[A run of records]
---

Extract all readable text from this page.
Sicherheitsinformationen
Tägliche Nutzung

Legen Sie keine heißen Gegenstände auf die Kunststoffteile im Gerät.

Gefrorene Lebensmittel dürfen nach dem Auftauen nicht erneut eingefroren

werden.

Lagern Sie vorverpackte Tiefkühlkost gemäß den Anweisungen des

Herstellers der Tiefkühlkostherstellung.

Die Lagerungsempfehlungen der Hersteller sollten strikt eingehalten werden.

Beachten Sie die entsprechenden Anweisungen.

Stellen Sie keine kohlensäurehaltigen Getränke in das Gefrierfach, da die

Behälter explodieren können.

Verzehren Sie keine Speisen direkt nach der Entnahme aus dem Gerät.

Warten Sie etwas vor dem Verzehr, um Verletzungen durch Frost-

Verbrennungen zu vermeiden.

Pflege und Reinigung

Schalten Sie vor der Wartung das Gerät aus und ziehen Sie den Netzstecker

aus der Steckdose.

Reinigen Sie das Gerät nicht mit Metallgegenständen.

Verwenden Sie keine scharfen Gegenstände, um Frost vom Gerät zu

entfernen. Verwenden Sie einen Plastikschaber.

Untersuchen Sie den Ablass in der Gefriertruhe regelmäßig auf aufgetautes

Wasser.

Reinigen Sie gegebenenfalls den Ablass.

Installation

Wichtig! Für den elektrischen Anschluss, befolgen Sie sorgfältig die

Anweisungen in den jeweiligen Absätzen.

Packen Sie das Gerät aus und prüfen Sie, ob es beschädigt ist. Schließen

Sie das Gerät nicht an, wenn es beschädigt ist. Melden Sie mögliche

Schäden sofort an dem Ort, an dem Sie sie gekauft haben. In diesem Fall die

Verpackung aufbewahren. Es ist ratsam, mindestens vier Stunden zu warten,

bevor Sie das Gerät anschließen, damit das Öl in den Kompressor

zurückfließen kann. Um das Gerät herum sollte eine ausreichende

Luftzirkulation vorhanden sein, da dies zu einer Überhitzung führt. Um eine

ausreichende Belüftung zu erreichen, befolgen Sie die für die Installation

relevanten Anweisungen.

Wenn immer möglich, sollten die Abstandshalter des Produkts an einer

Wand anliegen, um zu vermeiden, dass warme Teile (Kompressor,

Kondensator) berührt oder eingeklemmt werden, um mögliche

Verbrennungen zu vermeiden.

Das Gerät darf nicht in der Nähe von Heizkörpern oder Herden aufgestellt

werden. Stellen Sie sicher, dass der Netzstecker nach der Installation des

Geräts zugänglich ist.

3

---

• **Goal of the exercise**: Look over the records above and copy each line that includes the string "Installation".

• **Answer to this exercise**:
Installation
ausreichende Belüftung zu erreichen, befolgen Sie die für die Installation
werden. Stellen Sie sicher, dass der Netzstecker nach der Installation des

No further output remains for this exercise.